------ DATA EXCERPTS ------

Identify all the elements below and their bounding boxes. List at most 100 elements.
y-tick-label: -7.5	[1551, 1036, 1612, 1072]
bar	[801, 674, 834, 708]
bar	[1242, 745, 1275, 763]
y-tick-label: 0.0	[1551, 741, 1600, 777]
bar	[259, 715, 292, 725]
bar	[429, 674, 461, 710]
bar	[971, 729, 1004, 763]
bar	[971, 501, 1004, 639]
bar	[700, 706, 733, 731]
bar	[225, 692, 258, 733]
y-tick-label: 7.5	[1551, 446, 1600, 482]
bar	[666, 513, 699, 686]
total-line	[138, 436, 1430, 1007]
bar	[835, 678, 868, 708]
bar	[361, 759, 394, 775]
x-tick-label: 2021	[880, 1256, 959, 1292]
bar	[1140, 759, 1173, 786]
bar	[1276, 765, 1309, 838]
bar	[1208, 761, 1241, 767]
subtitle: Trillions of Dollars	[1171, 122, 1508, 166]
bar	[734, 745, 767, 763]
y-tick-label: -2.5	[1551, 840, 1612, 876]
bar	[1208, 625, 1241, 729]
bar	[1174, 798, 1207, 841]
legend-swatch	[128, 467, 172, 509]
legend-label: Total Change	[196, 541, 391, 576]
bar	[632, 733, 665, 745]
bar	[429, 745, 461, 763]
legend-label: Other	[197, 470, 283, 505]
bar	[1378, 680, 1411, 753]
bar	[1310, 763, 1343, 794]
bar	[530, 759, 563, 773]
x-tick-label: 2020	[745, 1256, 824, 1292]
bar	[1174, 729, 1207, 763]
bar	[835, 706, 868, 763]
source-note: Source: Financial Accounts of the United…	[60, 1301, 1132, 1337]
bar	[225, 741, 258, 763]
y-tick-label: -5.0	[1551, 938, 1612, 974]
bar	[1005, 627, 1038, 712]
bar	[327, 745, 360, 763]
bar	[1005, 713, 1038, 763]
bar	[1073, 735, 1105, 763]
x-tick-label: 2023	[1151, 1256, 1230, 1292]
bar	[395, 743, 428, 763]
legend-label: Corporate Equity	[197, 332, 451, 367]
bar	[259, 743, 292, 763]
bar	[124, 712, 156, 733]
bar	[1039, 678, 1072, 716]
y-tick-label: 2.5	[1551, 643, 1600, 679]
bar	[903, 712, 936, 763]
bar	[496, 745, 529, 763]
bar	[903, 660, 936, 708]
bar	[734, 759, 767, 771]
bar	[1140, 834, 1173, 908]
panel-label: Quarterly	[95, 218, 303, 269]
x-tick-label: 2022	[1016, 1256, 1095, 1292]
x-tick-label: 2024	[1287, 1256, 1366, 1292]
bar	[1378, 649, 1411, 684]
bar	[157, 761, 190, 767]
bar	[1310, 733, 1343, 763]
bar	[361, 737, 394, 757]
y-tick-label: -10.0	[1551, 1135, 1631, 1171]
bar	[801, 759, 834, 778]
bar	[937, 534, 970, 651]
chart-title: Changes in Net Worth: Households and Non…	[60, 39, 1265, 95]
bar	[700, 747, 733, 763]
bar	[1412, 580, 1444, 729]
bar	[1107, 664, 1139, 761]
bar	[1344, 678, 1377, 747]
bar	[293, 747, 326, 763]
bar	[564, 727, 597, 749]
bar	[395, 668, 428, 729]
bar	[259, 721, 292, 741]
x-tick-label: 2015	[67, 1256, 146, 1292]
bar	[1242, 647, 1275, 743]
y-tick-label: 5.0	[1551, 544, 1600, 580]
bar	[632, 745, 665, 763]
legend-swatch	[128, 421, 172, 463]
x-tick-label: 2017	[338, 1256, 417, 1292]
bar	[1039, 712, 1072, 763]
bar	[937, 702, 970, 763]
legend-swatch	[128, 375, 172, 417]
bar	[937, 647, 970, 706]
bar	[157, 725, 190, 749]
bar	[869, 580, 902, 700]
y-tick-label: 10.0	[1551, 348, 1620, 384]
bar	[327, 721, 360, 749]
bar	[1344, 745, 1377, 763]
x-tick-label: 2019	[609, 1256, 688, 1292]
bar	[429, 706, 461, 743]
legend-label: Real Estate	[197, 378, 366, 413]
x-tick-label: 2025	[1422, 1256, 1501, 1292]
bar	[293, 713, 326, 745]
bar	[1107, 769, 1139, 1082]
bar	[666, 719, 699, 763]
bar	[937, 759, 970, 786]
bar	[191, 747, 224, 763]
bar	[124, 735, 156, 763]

------

Update the records from their start through the line containing "759, 767, 771]" by replacing "legend-label" with "legend-text" and leaving everything else unchanged. Reproduce only those lines.

Identify all the elements below and their bounding boxes. List at most 100 elements.
y-tick-label: -7.5	[1551, 1036, 1612, 1072]
bar	[801, 674, 834, 708]
bar	[1242, 745, 1275, 763]
y-tick-label: 0.0	[1551, 741, 1600, 777]
bar	[259, 715, 292, 725]
bar	[429, 674, 461, 710]
bar	[971, 729, 1004, 763]
bar	[971, 501, 1004, 639]
bar	[700, 706, 733, 731]
bar	[225, 692, 258, 733]
y-tick-label: 7.5	[1551, 446, 1600, 482]
bar	[666, 513, 699, 686]
total-line	[138, 436, 1430, 1007]
bar	[835, 678, 868, 708]
bar	[361, 759, 394, 775]
x-tick-label: 2021	[880, 1256, 959, 1292]
bar	[1140, 759, 1173, 786]
bar	[1276, 765, 1309, 838]
bar	[1208, 761, 1241, 767]
subtitle: Trillions of Dollars	[1171, 122, 1508, 166]
bar	[734, 745, 767, 763]
y-tick-label: -2.5	[1551, 840, 1612, 876]
bar	[1208, 625, 1241, 729]
bar	[1174, 798, 1207, 841]
legend-swatch	[128, 467, 172, 509]
legend-text: Total Change	[196, 541, 391, 576]
bar	[632, 733, 665, 745]
bar	[429, 745, 461, 763]
legend-text: Other	[197, 470, 283, 505]
bar	[1378, 680, 1411, 753]
bar	[1310, 763, 1343, 794]
bar	[530, 759, 563, 773]
x-tick-label: 2020	[745, 1256, 824, 1292]
bar	[1174, 729, 1207, 763]
bar	[835, 706, 868, 763]
source-note: Source: Financial Accounts of the United…	[60, 1301, 1132, 1337]
bar	[225, 741, 258, 763]
y-tick-label: -5.0	[1551, 938, 1612, 974]
bar	[1005, 627, 1038, 712]
bar	[327, 745, 360, 763]
bar	[1005, 713, 1038, 763]
bar	[1073, 735, 1105, 763]
x-tick-label: 2023	[1151, 1256, 1230, 1292]
bar	[395, 743, 428, 763]
legend-text: Corporate Equity	[197, 332, 451, 367]
bar	[259, 743, 292, 763]
bar	[124, 712, 156, 733]
bar	[1039, 678, 1072, 716]
y-tick-label: 2.5	[1551, 643, 1600, 679]
bar	[903, 712, 936, 763]
bar	[496, 745, 529, 763]
bar	[903, 660, 936, 708]
bar	[734, 759, 767, 771]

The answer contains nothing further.